◆ What needs to be done ◆
Omit the pictures, then write out every entry exactly as it reads.

◆ Information supplied ◆
::::
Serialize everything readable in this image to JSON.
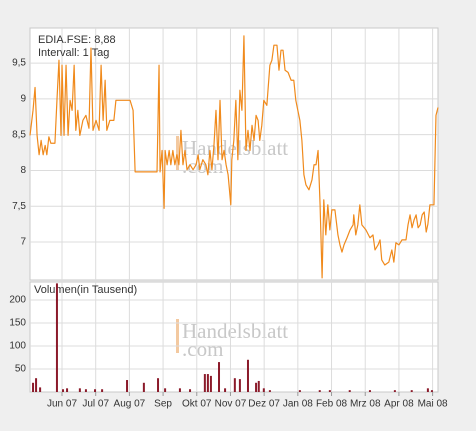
{
  "chart_data": [
    {
      "type": "line",
      "title": "EDIA.FSE: 8,88",
      "subtitle": "Intervall: 1 Tag",
      "color": "#f08a1c",
      "grid": true,
      "watermark": [
        "Handelsblatt",
        ".com"
      ],
      "xlim": [
        5.05,
        17.16
      ],
      "ylim": [
        6.47,
        9.99
      ],
      "yticks": [
        {
          "value": 9.5,
          "label": "9,5"
        },
        9,
        {
          "value": 8.5,
          "label": "8,5"
        },
        8,
        {
          "value": 7.5,
          "label": "7,5"
        },
        7
      ],
      "x": [
        5.05,
        5.14,
        5.2,
        5.26,
        5.32,
        5.38,
        5.44,
        5.5,
        5.55,
        5.61,
        5.67,
        5.79,
        5.85,
        5.91,
        5.97,
        6.0,
        6.06,
        6.12,
        6.18,
        6.24,
        6.3,
        6.36,
        6.41,
        6.47,
        6.53,
        6.62,
        6.71,
        6.8,
        6.86,
        6.92,
        7.01,
        7.1,
        7.16,
        7.22,
        7.28,
        7.33,
        7.42,
        7.54,
        7.6,
        7.81,
        8.02,
        8.11,
        8.17,
        8.46,
        8.82,
        8.88,
        8.91,
        8.97,
        9.03,
        9.06,
        9.12,
        9.18,
        9.23,
        9.29,
        9.35,
        9.41,
        9.47,
        9.53,
        9.59,
        9.65,
        9.71,
        9.8,
        9.89,
        9.98,
        10.04,
        10.09,
        10.18,
        10.27,
        10.33,
        10.39,
        10.45,
        10.51,
        10.57,
        10.63,
        10.69,
        10.75,
        10.81,
        10.87,
        10.93,
        11.01,
        11.04,
        11.1,
        11.16,
        11.22,
        11.28,
        11.34,
        11.4,
        11.46,
        11.52,
        11.58,
        11.64,
        11.7,
        11.76,
        11.82,
        11.87,
        11.93,
        11.99,
        12.08,
        12.17,
        12.23,
        12.29,
        12.38,
        12.44,
        12.5,
        12.56,
        12.62,
        12.71,
        12.8,
        12.88,
        12.94,
        13.0,
        13.06,
        13.12,
        13.18,
        13.24,
        13.33,
        13.42,
        13.48,
        13.54,
        13.6,
        13.66,
        13.72,
        13.77,
        13.83,
        13.89,
        13.95,
        14.01,
        14.1,
        14.19,
        14.25,
        14.31,
        14.37,
        14.46,
        14.55,
        14.64,
        14.66,
        14.72,
        14.78,
        14.84,
        14.9,
        15.02,
        15.14,
        15.23,
        15.29,
        15.38,
        15.44,
        15.49,
        15.58,
        15.7,
        15.79,
        15.85,
        15.91,
        16.0,
        16.09,
        16.21,
        16.27,
        16.33,
        16.39,
        16.45,
        16.51,
        16.57,
        16.63,
        16.69,
        16.75,
        16.81,
        16.86,
        16.92,
        17.04,
        17.1,
        17.16
      ],
      "values": [
        8.49,
        8.84,
        9.16,
        8.49,
        8.22,
        8.42,
        8.22,
        8.35,
        8.22,
        8.47,
        8.38,
        8.38,
        8.98,
        9.54,
        8.49,
        9.47,
        8.49,
        9.47,
        8.49,
        8.98,
        8.84,
        9.47,
        8.56,
        8.84,
        8.49,
        8.7,
        8.77,
        8.59,
        9.71,
        8.56,
        8.7,
        8.56,
        9.47,
        8.7,
        9.26,
        8.56,
        8.7,
        8.7,
        8.98,
        8.98,
        8.98,
        8.84,
        7.98,
        7.98,
        7.98,
        9.47,
        7.98,
        8.28,
        7.47,
        8.28,
        8.08,
        8.28,
        8.08,
        8.28,
        8.08,
        8.22,
        8.08,
        8.56,
        8.08,
        8.28,
        8.01,
        8.08,
        8.01,
        8.08,
        8.22,
        8.01,
        8.15,
        8.08,
        7.94,
        8.28,
        8.01,
        8.35,
        8.84,
        8.15,
        8.98,
        8.15,
        8.28,
        8.08,
        7.94,
        7.52,
        8.15,
        8.42,
        8.98,
        8.15,
        9.12,
        8.84,
        9.88,
        8.28,
        8.56,
        8.28,
        8.63,
        8.42,
        8.77,
        8.7,
        8.42,
        8.63,
        8.98,
        8.91,
        9.47,
        9.54,
        9.75,
        9.75,
        9.4,
        9.68,
        9.68,
        9.4,
        9.37,
        9.26,
        9.26,
        8.98,
        8.84,
        8.7,
        8.42,
        7.94,
        7.8,
        7.73,
        7.87,
        8.08,
        8.08,
        8.28,
        7.52,
        6.5,
        7.59,
        7.1,
        7.52,
        7.17,
        7.45,
        7.45,
        7.1,
        6.96,
        6.86,
        6.96,
        7.06,
        7.17,
        7.24,
        7.38,
        7.1,
        7.24,
        7.52,
        7.24,
        7.17,
        7.06,
        7.1,
        6.89,
        6.96,
        7.03,
        6.75,
        6.68,
        6.72,
        6.89,
        6.72,
        6.99,
        6.96,
        7.03,
        7.03,
        7.24,
        7.38,
        7.2,
        7.31,
        7.38,
        7.2,
        7.24,
        7.38,
        7.42,
        7.14,
        7.25,
        7.52,
        7.52,
        8.77,
        8.88
      ]
    },
    {
      "type": "bar",
      "title": "Volumen(in Tausend)",
      "color": "#8b1a2a",
      "grid": true,
      "watermark": [
        "Handelsblatt",
        ".com"
      ],
      "xlim": [
        5.05,
        17.16
      ],
      "ylim": [
        0,
        239
      ],
      "yticks": [
        200,
        150,
        100,
        50
      ],
      "xticks": [
        {
          "value": 6,
          "label": "Jun 07"
        },
        {
          "value": 7,
          "label": "Jul 07"
        },
        {
          "value": 8,
          "label": "Aug 07"
        },
        {
          "value": 9,
          "label": "Sep"
        },
        {
          "value": 10,
          "label": "Okt 07"
        },
        {
          "value": 11,
          "label": "Nov 07"
        },
        {
          "value": 12,
          "label": "Dez 07"
        },
        {
          "value": 13,
          "label": "Jan 08"
        },
        {
          "value": 14,
          "label": "Feb 08"
        },
        {
          "value": 15,
          "label": "Mrz 08"
        },
        {
          "value": 16,
          "label": "Apr 08"
        },
        {
          "value": 17,
          "label": "Mai 08"
        }
      ],
      "x": [
        5.14,
        5.23,
        5.35,
        5.85,
        6.03,
        6.15,
        6.53,
        6.71,
        6.98,
        7.19,
        7.93,
        8.43,
        8.85,
        9.06,
        9.5,
        9.8,
        10.24,
        10.33,
        10.42,
        10.66,
        10.84,
        11.13,
        11.28,
        11.52,
        11.76,
        11.84,
        11.99,
        12.17,
        13.06,
        13.65,
        13.95,
        14.54,
        15.14,
        15.88,
        16.38,
        16.86,
        16.98
      ],
      "values": [
        20,
        30,
        10,
        236,
        6,
        8,
        8,
        6,
        6,
        6,
        26,
        20,
        30,
        8,
        8,
        6,
        39,
        39,
        35,
        65,
        8,
        30,
        28,
        70,
        20,
        24,
        8,
        4,
        4,
        4,
        4,
        4,
        4,
        4,
        4,
        8,
        4
      ]
    }
  ]
}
::::
◆ Output of the task ◆
Serialize everything readable in this image to JSON.
{
  "chart_data": [
    {
      "type": "line",
      "title": "EDIA.FSE: 8,88",
      "subtitle": "Intervall: 1 Tag",
      "color": "#f08a1c",
      "grid": true,
      "watermark": [
        "Handelsblatt",
        ".com"
      ],
      "xlim": [
        5.05,
        17.16
      ],
      "ylim": [
        6.47,
        9.99
      ],
      "yticks": [
        {
          "value": 9.5,
          "label": "9,5"
        },
        9,
        {
          "value": 8.5,
          "label": "8,5"
        },
        8,
        {
          "value": 7.5,
          "label": "7,5"
        },
        7
      ],
      "x": [
        5.05,
        5.14,
        5.2,
        5.26,
        5.32,
        5.38,
        5.44,
        5.5,
        5.55,
        5.61,
        5.67,
        5.79,
        5.85,
        5.91,
        5.97,
        6.0,
        6.06,
        6.12,
        6.18,
        6.24,
        6.3,
        6.36,
        6.41,
        6.47,
        6.53,
        6.62,
        6.71,
        6.8,
        6.86,
        6.92,
        7.01,
        7.1,
        7.16,
        7.22,
        7.28,
        7.33,
        7.42,
        7.54,
        7.6,
        7.81,
        8.02,
        8.11,
        8.17,
        8.46,
        8.82,
        8.88,
        8.91,
        8.97,
        9.03,
        9.06,
        9.12,
        9.18,
        9.23,
        9.29,
        9.35,
        9.41,
        9.47,
        9.53,
        9.59,
        9.65,
        9.71,
        9.8,
        9.89,
        9.98,
        10.04,
        10.09,
        10.18,
        10.27,
        10.33,
        10.39,
        10.45,
        10.51,
        10.57,
        10.63,
        10.69,
        10.75,
        10.81,
        10.87,
        10.93,
        11.01,
        11.04,
        11.1,
        11.16,
        11.22,
        11.28,
        11.34,
        11.4,
        11.46,
        11.52,
        11.58,
        11.64,
        11.7,
        11.76,
        11.82,
        11.87,
        11.93,
        11.99,
        12.08,
        12.17,
        12.23,
        12.29,
        12.38,
        12.44,
        12.5,
        12.56,
        12.62,
        12.71,
        12.8,
        12.88,
        12.94,
        13.0,
        13.06,
        13.12,
        13.18,
        13.24,
        13.33,
        13.42,
        13.48,
        13.54,
        13.6,
        13.66,
        13.72,
        13.77,
        13.83,
        13.89,
        13.95,
        14.01,
        14.1,
        14.19,
        14.25,
        14.31,
        14.37,
        14.46,
        14.55,
        14.64,
        14.66,
        14.72,
        14.78,
        14.84,
        14.9,
        15.02,
        15.14,
        15.23,
        15.29,
        15.38,
        15.44,
        15.49,
        15.58,
        15.7,
        15.79,
        15.85,
        15.91,
        16.0,
        16.09,
        16.21,
        16.27,
        16.33,
        16.39,
        16.45,
        16.51,
        16.57,
        16.63,
        16.69,
        16.75,
        16.81,
        16.86,
        16.92,
        17.04,
        17.1,
        17.16
      ],
      "values": [
        8.49,
        8.84,
        9.16,
        8.49,
        8.22,
        8.42,
        8.22,
        8.35,
        8.22,
        8.47,
        8.38,
        8.38,
        8.98,
        9.54,
        8.49,
        9.47,
        8.49,
        9.47,
        8.49,
        8.98,
        8.84,
        9.47,
        8.56,
        8.84,
        8.49,
        8.7,
        8.77,
        8.59,
        9.71,
        8.56,
        8.7,
        8.56,
        9.47,
        8.7,
        9.26,
        8.56,
        8.7,
        8.7,
        8.98,
        8.98,
        8.98,
        8.84,
        7.98,
        7.98,
        7.98,
        9.47,
        7.98,
        8.28,
        7.47,
        8.28,
        8.08,
        8.28,
        8.08,
        8.28,
        8.08,
        8.22,
        8.08,
        8.56,
        8.08,
        8.28,
        8.01,
        8.08,
        8.01,
        8.08,
        8.22,
        8.01,
        8.15,
        8.08,
        7.94,
        8.28,
        8.01,
        8.35,
        8.84,
        8.15,
        8.98,
        8.15,
        8.28,
        8.08,
        7.94,
        7.52,
        8.15,
        8.42,
        8.98,
        8.15,
        9.12,
        8.84,
        9.88,
        8.28,
        8.56,
        8.28,
        8.63,
        8.42,
        8.77,
        8.7,
        8.42,
        8.63,
        8.98,
        8.91,
        9.47,
        9.54,
        9.75,
        9.75,
        9.4,
        9.68,
        9.68,
        9.4,
        9.37,
        9.26,
        9.26,
        8.98,
        8.84,
        8.7,
        8.42,
        7.94,
        7.8,
        7.73,
        7.87,
        8.08,
        8.08,
        8.28,
        7.52,
        6.5,
        7.59,
        7.1,
        7.52,
        7.17,
        7.45,
        7.45,
        7.1,
        6.96,
        6.86,
        6.96,
        7.06,
        7.17,
        7.24,
        7.38,
        7.1,
        7.24,
        7.52,
        7.24,
        7.17,
        7.06,
        7.1,
        6.89,
        6.96,
        7.03,
        6.75,
        6.68,
        6.72,
        6.89,
        6.72,
        6.99,
        6.96,
        7.03,
        7.03,
        7.24,
        7.38,
        7.2,
        7.31,
        7.38,
        7.2,
        7.24,
        7.38,
        7.42,
        7.14,
        7.25,
        7.52,
        7.52,
        8.77,
        8.88
      ]
    },
    {
      "type": "bar",
      "title": "Volumen(in Tausend)",
      "color": "#8b1a2a",
      "grid": true,
      "watermark": [
        "Handelsblatt",
        ".com"
      ],
      "xlim": [
        5.05,
        17.16
      ],
      "ylim": [
        0,
        239
      ],
      "yticks": [
        200,
        150,
        100,
        50
      ],
      "xticks": [
        {
          "value": 6,
          "label": "Jun 07"
        },
        {
          "value": 7,
          "label": "Jul 07"
        },
        {
          "value": 8,
          "label": "Aug 07"
        },
        {
          "value": 9,
          "label": "Sep"
        },
        {
          "value": 10,
          "label": "Okt 07"
        },
        {
          "value": 11,
          "label": "Nov 07"
        },
        {
          "value": 12,
          "label": "Dez 07"
        },
        {
          "value": 13,
          "label": "Jan 08"
        },
        {
          "value": 14,
          "label": "Feb 08"
        },
        {
          "value": 15,
          "label": "Mrz 08"
        },
        {
          "value": 16,
          "label": "Apr 08"
        },
        {
          "value": 17,
          "label": "Mai 08"
        }
      ],
      "x": [
        5.14,
        5.23,
        5.35,
        5.85,
        6.03,
        6.15,
        6.53,
        6.71,
        6.98,
        7.19,
        7.93,
        8.43,
        8.85,
        9.06,
        9.5,
        9.8,
        10.24,
        10.33,
        10.42,
        10.66,
        10.84,
        11.13,
        11.28,
        11.52,
        11.76,
        11.84,
        11.99,
        12.17,
        13.06,
        13.65,
        13.95,
        14.54,
        15.14,
        15.88,
        16.38,
        16.86,
        16.98
      ],
      "values": [
        20,
        30,
        10,
        236,
        6,
        8,
        8,
        6,
        6,
        6,
        26,
        20,
        30,
        8,
        8,
        6,
        39,
        39,
        35,
        65,
        8,
        30,
        28,
        70,
        20,
        24,
        8,
        4,
        4,
        4,
        4,
        4,
        4,
        4,
        4,
        8,
        4
      ]
    }
  ]
}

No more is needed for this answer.